(Element position data)
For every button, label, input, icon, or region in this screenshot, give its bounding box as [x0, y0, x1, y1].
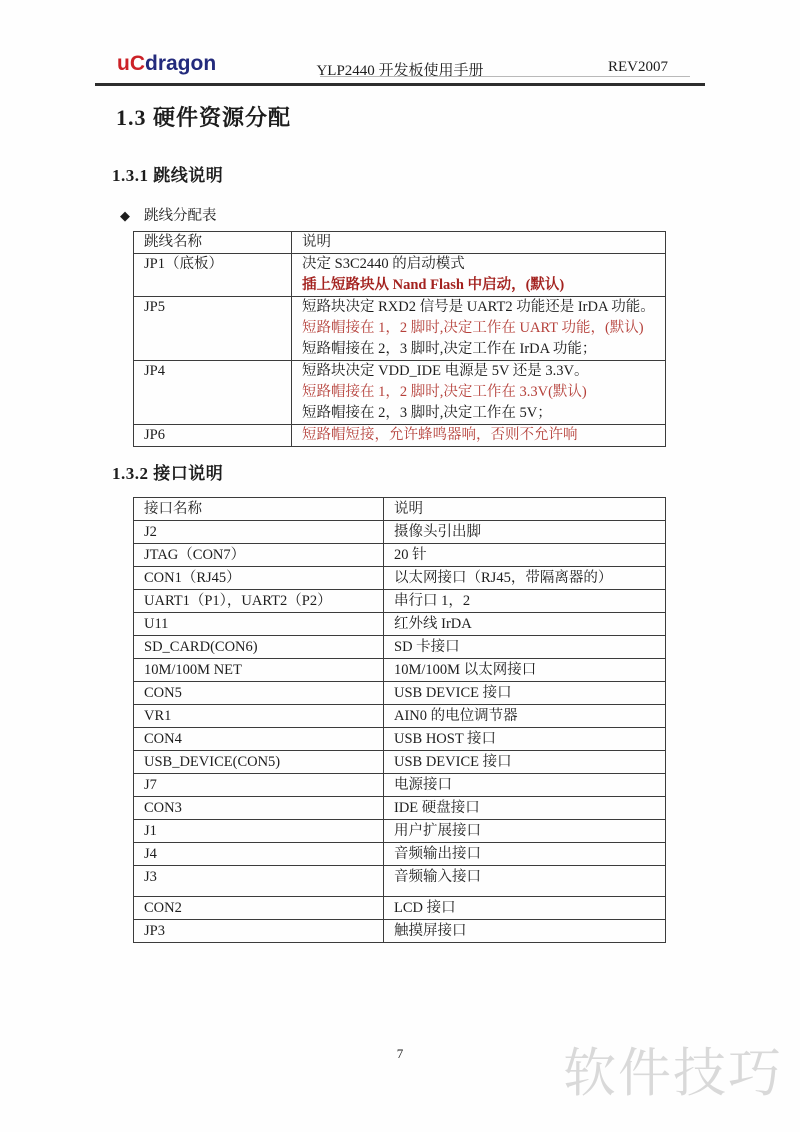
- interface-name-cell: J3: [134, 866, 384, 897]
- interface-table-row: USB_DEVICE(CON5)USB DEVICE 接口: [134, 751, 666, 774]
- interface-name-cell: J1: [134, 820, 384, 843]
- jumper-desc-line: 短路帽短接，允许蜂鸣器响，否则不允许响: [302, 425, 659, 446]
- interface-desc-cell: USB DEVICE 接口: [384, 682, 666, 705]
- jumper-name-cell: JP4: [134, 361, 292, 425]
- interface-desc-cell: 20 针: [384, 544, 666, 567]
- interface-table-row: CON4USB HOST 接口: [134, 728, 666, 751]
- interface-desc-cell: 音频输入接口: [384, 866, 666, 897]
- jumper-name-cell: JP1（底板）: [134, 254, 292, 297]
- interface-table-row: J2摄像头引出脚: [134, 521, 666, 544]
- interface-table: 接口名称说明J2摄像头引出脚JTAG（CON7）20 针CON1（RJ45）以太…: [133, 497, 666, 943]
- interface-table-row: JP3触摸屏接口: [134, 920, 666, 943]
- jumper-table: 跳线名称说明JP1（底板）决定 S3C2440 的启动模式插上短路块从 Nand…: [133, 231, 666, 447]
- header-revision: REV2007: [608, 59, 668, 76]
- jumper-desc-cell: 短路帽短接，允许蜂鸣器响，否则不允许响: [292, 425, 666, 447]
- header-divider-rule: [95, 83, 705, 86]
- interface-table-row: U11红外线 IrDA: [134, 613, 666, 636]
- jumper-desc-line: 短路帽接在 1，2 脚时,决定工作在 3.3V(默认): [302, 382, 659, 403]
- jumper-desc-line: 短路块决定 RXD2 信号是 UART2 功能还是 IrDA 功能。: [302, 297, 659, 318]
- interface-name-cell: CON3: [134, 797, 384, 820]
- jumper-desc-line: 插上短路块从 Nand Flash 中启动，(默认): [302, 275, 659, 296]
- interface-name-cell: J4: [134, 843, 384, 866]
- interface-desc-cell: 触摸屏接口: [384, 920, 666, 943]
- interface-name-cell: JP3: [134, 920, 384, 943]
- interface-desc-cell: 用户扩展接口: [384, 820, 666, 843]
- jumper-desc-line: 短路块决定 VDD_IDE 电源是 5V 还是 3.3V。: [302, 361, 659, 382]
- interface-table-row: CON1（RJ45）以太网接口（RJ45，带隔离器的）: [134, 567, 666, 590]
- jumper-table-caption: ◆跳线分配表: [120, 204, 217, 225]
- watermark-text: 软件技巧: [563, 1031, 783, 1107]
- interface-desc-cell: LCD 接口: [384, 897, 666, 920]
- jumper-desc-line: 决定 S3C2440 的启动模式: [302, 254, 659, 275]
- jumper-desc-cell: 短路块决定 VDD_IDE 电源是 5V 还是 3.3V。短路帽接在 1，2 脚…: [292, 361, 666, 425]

Exercise objective:
Please extract the stretch of the material from the line containing "- interface-name-cell: J3: [134, 866, 384, 897]" through the line containing "- interface-table-row: CON4USB", repeating those lines unchanged.

Task answer:
- interface-name-cell: J3: [134, 866, 384, 897]
- interface-table-row: USB_DEVICE(CON5)USB DEVICE 接口: [134, 751, 666, 774]
- interface-name-cell: J1: [134, 820, 384, 843]
- jumper-desc-line: 短路帽短接，允许蜂鸣器响，否则不允许响: [302, 425, 659, 446]
- interface-desc-cell: USB DEVICE 接口: [384, 682, 666, 705]
- jumper-name-cell: JP4: [134, 361, 292, 425]
- interface-desc-cell: 20 针: [384, 544, 666, 567]
- interface-table-row: CON4USB HOST 接口: [134, 728, 666, 751]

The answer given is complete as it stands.